──────── Dataset rows ────────

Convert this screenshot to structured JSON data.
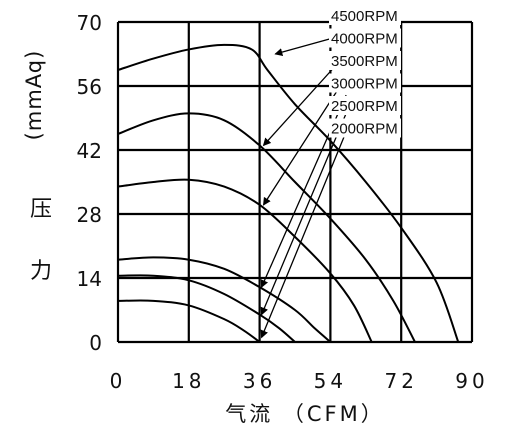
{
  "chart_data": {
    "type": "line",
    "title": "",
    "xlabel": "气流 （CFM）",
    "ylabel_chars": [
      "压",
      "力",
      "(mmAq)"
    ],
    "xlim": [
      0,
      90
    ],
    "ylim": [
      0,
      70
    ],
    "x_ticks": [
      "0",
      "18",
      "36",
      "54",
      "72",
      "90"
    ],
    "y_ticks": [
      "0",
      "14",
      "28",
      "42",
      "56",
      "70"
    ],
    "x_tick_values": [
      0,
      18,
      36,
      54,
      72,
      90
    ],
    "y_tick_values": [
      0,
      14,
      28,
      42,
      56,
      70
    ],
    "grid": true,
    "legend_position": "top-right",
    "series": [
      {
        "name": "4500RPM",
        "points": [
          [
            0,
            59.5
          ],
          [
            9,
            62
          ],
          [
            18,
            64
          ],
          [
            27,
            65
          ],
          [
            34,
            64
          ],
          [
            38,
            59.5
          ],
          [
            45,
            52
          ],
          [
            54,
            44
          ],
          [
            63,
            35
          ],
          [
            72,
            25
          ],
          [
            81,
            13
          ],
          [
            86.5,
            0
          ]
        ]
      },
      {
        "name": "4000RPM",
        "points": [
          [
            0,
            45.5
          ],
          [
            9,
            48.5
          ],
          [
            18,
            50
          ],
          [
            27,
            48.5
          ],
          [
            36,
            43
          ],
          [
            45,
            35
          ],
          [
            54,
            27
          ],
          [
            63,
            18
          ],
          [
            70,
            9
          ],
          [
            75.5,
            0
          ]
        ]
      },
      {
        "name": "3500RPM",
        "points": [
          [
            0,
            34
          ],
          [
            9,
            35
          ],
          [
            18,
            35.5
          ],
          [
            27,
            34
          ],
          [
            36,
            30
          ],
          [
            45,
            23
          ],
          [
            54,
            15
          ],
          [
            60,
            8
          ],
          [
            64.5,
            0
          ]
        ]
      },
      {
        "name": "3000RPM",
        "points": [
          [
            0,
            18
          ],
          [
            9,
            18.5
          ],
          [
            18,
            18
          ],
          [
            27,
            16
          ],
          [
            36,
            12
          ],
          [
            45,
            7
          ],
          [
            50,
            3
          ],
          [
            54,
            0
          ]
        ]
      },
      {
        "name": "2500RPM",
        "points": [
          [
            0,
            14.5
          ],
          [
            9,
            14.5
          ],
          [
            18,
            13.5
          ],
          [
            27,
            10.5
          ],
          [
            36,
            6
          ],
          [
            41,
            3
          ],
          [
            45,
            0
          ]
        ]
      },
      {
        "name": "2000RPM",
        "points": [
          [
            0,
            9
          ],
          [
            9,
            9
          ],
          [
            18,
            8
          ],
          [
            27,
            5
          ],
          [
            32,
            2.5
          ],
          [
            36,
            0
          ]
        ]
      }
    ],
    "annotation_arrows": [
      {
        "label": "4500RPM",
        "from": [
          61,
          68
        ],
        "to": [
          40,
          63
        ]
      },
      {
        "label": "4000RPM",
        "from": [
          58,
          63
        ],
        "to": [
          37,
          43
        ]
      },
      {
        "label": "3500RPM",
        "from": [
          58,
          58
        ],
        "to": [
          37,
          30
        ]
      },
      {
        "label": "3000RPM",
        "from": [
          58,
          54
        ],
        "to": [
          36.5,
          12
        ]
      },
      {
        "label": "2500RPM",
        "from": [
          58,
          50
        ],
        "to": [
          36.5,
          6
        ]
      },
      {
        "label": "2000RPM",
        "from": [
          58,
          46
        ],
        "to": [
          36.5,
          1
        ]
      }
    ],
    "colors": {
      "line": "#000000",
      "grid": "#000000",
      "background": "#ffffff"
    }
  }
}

────────

Exercise objective —
Write out the listing above again, exactly, but with no pictures in the copy.

Worked solution —
Convert this screenshot to structured JSON data.
{
  "chart_data": {
    "type": "line",
    "title": "",
    "xlabel": "气流 （CFM）",
    "ylabel_chars": [
      "压",
      "力",
      "(mmAq)"
    ],
    "xlim": [
      0,
      90
    ],
    "ylim": [
      0,
      70
    ],
    "x_ticks": [
      "0",
      "18",
      "36",
      "54",
      "72",
      "90"
    ],
    "y_ticks": [
      "0",
      "14",
      "28",
      "42",
      "56",
      "70"
    ],
    "x_tick_values": [
      0,
      18,
      36,
      54,
      72,
      90
    ],
    "y_tick_values": [
      0,
      14,
      28,
      42,
      56,
      70
    ],
    "grid": true,
    "legend_position": "top-right",
    "series": [
      {
        "name": "4500RPM",
        "points": [
          [
            0,
            59.5
          ],
          [
            9,
            62
          ],
          [
            18,
            64
          ],
          [
            27,
            65
          ],
          [
            34,
            64
          ],
          [
            38,
            59.5
          ],
          [
            45,
            52
          ],
          [
            54,
            44
          ],
          [
            63,
            35
          ],
          [
            72,
            25
          ],
          [
            81,
            13
          ],
          [
            86.5,
            0
          ]
        ]
      },
      {
        "name": "4000RPM",
        "points": [
          [
            0,
            45.5
          ],
          [
            9,
            48.5
          ],
          [
            18,
            50
          ],
          [
            27,
            48.5
          ],
          [
            36,
            43
          ],
          [
            45,
            35
          ],
          [
            54,
            27
          ],
          [
            63,
            18
          ],
          [
            70,
            9
          ],
          [
            75.5,
            0
          ]
        ]
      },
      {
        "name": "3500RPM",
        "points": [
          [
            0,
            34
          ],
          [
            9,
            35
          ],
          [
            18,
            35.5
          ],
          [
            27,
            34
          ],
          [
            36,
            30
          ],
          [
            45,
            23
          ],
          [
            54,
            15
          ],
          [
            60,
            8
          ],
          [
            64.5,
            0
          ]
        ]
      },
      {
        "name": "3000RPM",
        "points": [
          [
            0,
            18
          ],
          [
            9,
            18.5
          ],
          [
            18,
            18
          ],
          [
            27,
            16
          ],
          [
            36,
            12
          ],
          [
            45,
            7
          ],
          [
            50,
            3
          ],
          [
            54,
            0
          ]
        ]
      },
      {
        "name": "2500RPM",
        "points": [
          [
            0,
            14.5
          ],
          [
            9,
            14.5
          ],
          [
            18,
            13.5
          ],
          [
            27,
            10.5
          ],
          [
            36,
            6
          ],
          [
            41,
            3
          ],
          [
            45,
            0
          ]
        ]
      },
      {
        "name": "2000RPM",
        "points": [
          [
            0,
            9
          ],
          [
            9,
            9
          ],
          [
            18,
            8
          ],
          [
            27,
            5
          ],
          [
            32,
            2.5
          ],
          [
            36,
            0
          ]
        ]
      }
    ],
    "annotation_arrows": [
      {
        "label": "4500RPM",
        "from": [
          61,
          68
        ],
        "to": [
          40,
          63
        ]
      },
      {
        "label": "4000RPM",
        "from": [
          58,
          63
        ],
        "to": [
          37,
          43
        ]
      },
      {
        "label": "3500RPM",
        "from": [
          58,
          58
        ],
        "to": [
          37,
          30
        ]
      },
      {
        "label": "3000RPM",
        "from": [
          58,
          54
        ],
        "to": [
          36.5,
          12
        ]
      },
      {
        "label": "2500RPM",
        "from": [
          58,
          50
        ],
        "to": [
          36.5,
          6
        ]
      },
      {
        "label": "2000RPM",
        "from": [
          58,
          46
        ],
        "to": [
          36.5,
          1
        ]
      }
    ],
    "colors": {
      "line": "#000000",
      "grid": "#000000",
      "background": "#ffffff"
    }
  }
}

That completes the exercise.